* Start Dataset content *
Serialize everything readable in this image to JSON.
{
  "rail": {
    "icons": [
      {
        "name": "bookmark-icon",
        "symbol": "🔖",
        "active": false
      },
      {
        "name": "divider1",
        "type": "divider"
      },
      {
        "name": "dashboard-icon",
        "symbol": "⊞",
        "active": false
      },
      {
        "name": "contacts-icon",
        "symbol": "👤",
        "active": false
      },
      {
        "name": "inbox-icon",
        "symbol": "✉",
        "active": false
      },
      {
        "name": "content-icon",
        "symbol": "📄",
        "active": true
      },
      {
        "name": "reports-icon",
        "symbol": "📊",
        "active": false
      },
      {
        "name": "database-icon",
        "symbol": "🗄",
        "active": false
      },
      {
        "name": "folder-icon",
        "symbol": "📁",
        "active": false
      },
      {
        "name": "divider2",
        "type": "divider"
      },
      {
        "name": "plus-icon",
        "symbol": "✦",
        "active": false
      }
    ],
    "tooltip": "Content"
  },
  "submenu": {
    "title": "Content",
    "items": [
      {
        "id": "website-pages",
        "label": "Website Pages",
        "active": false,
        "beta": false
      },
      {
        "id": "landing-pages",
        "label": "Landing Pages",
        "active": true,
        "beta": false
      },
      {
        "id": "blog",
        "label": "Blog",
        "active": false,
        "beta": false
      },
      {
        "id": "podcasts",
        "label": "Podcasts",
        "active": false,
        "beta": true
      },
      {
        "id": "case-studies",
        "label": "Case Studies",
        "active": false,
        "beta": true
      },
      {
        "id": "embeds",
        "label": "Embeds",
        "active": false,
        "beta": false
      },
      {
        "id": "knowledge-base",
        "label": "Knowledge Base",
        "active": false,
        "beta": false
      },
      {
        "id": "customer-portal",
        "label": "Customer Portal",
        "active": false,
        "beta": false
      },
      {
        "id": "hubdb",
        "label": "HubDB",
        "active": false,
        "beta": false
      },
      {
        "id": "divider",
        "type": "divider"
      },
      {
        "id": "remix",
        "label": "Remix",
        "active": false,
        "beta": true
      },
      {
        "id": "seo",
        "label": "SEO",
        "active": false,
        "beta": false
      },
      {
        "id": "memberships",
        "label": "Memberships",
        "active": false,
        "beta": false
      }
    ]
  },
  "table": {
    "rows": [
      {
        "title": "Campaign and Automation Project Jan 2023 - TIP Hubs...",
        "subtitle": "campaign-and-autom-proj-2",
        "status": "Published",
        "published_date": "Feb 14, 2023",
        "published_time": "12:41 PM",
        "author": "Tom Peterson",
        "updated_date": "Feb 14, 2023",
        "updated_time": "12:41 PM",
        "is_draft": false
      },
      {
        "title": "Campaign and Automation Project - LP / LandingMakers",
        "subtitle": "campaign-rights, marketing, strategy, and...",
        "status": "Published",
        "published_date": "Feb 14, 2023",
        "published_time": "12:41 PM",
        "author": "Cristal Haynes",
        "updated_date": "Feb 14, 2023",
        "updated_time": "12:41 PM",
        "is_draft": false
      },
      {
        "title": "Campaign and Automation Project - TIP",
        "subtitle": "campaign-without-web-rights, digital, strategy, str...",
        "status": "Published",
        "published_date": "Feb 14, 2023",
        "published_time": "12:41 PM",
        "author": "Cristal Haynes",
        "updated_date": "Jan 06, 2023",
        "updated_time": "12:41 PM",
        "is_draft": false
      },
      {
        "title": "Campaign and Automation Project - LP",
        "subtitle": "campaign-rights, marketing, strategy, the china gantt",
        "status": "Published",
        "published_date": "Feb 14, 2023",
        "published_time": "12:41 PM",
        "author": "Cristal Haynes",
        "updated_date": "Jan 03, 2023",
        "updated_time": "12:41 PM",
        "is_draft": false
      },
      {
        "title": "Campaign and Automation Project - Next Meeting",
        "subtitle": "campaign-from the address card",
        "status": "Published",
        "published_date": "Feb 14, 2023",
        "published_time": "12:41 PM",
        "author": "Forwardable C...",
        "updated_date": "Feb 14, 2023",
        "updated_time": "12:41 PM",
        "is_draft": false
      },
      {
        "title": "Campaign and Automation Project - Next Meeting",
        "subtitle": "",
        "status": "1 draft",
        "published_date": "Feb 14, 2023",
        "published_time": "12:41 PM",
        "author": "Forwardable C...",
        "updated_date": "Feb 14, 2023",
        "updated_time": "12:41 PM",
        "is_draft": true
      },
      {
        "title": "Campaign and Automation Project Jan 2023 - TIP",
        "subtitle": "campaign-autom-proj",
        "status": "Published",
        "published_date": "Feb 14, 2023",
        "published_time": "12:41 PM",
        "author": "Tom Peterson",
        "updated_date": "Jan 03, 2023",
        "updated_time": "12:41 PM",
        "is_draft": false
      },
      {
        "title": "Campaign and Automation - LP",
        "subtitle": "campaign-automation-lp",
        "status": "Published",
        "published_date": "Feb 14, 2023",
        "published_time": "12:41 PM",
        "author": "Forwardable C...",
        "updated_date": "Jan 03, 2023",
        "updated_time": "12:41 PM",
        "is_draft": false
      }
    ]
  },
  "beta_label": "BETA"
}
* End Dataset content *
▶ Instruction: Retype the records above exactly.

▶ Correct output:
Serialize everything readable in this image to JSON.
{
  "rail": {
    "icons": [
      {
        "name": "bookmark-icon",
        "symbol": "🔖",
        "active": false
      },
      {
        "name": "divider1",
        "type": "divider"
      },
      {
        "name": "dashboard-icon",
        "symbol": "⊞",
        "active": false
      },
      {
        "name": "contacts-icon",
        "symbol": "👤",
        "active": false
      },
      {
        "name": "inbox-icon",
        "symbol": "✉",
        "active": false
      },
      {
        "name": "content-icon",
        "symbol": "📄",
        "active": true
      },
      {
        "name": "reports-icon",
        "symbol": "📊",
        "active": false
      },
      {
        "name": "database-icon",
        "symbol": "🗄",
        "active": false
      },
      {
        "name": "folder-icon",
        "symbol": "📁",
        "active": false
      },
      {
        "name": "divider2",
        "type": "divider"
      },
      {
        "name": "plus-icon",
        "symbol": "✦",
        "active": false
      }
    ],
    "tooltip": "Content"
  },
  "submenu": {
    "title": "Content",
    "items": [
      {
        "id": "website-pages",
        "label": "Website Pages",
        "active": false,
        "beta": false
      },
      {
        "id": "landing-pages",
        "label": "Landing Pages",
        "active": true,
        "beta": false
      },
      {
        "id": "blog",
        "label": "Blog",
        "active": false,
        "beta": false
      },
      {
        "id": "podcasts",
        "label": "Podcasts",
        "active": false,
        "beta": true
      },
      {
        "id": "case-studies",
        "label": "Case Studies",
        "active": false,
        "beta": true
      },
      {
        "id": "embeds",
        "label": "Embeds",
        "active": false,
        "beta": false
      },
      {
        "id": "knowledge-base",
        "label": "Knowledge Base",
        "active": false,
        "beta": false
      },
      {
        "id": "customer-portal",
        "label": "Customer Portal",
        "active": false,
        "beta": false
      },
      {
        "id": "hubdb",
        "label": "HubDB",
        "active": false,
        "beta": false
      },
      {
        "id": "divider",
        "type": "divider"
      },
      {
        "id": "remix",
        "label": "Remix",
        "active": false,
        "beta": true
      },
      {
        "id": "seo",
        "label": "SEO",
        "active": false,
        "beta": false
      },
      {
        "id": "memberships",
        "label": "Memberships",
        "active": false,
        "beta": false
      }
    ]
  },
  "table": {
    "rows": [
      {
        "title": "Campaign and Automation Project Jan 2023 - TIP Hubs...",
        "subtitle": "campaign-and-autom-proj-2",
        "status": "Published",
        "published_date": "Feb 14, 2023",
        "published_time": "12:41 PM",
        "author": "Tom Peterson",
        "updated_date": "Feb 14, 2023",
        "updated_time": "12:41 PM",
        "is_draft": false
      },
      {
        "title": "Campaign and Automation Project - LP / LandingMakers",
        "subtitle": "campaign-rights, marketing, strategy, and...",
        "status": "Published",
        "published_date": "Feb 14, 2023",
        "published_time": "12:41 PM",
        "author": "Cristal Haynes",
        "updated_date": "Feb 14, 2023",
        "updated_time": "12:41 PM",
        "is_draft": false
      },
      {
        "title": "Campaign and Automation Project - TIP",
        "subtitle": "campaign-without-web-rights, digital, strategy, str...",
        "status": "Published",
        "published_date": "Feb 14, 2023",
        "published_time": "12:41 PM",
        "author": "Cristal Haynes",
        "updated_date": "Jan 06, 2023",
        "updated_time": "12:41 PM",
        "is_draft": false
      },
      {
        "title": "Campaign and Automation Project - LP",
        "subtitle": "campaign-rights, marketing, strategy, the china gantt",
        "status": "Published",
        "published_date": "Feb 14, 2023",
        "published_time": "12:41 PM",
        "author": "Cristal Haynes",
        "updated_date": "Jan 03, 2023",
        "updated_time": "12:41 PM",
        "is_draft": false
      },
      {
        "title": "Campaign and Automation Project - Next Meeting",
        "subtitle": "campaign-from the address card",
        "status": "Published",
        "published_date": "Feb 14, 2023",
        "published_time": "12:41 PM",
        "author": "Forwardable C...",
        "updated_date": "Feb 14, 2023",
        "updated_time": "12:41 PM",
        "is_draft": false
      },
      {
        "title": "Campaign and Automation Project - Next Meeting",
        "subtitle": "",
        "status": "1 draft",
        "published_date": "Feb 14, 2023",
        "published_time": "12:41 PM",
        "author": "Forwardable C...",
        "updated_date": "Feb 14, 2023",
        "updated_time": "12:41 PM",
        "is_draft": true
      },
      {
        "title": "Campaign and Automation Project Jan 2023 - TIP",
        "subtitle": "campaign-autom-proj",
        "status": "Published",
        "published_date": "Feb 14, 2023",
        "published_time": "12:41 PM",
        "author": "Tom Peterson",
        "updated_date": "Jan 03, 2023",
        "updated_time": "12:41 PM",
        "is_draft": false
      },
      {
        "title": "Campaign and Automation - LP",
        "subtitle": "campaign-automation-lp",
        "status": "Published",
        "published_date": "Feb 14, 2023",
        "published_time": "12:41 PM",
        "author": "Forwardable C...",
        "updated_date": "Jan 03, 2023",
        "updated_time": "12:41 PM",
        "is_draft": false
      }
    ]
  },
  "beta_label": "BETA"
}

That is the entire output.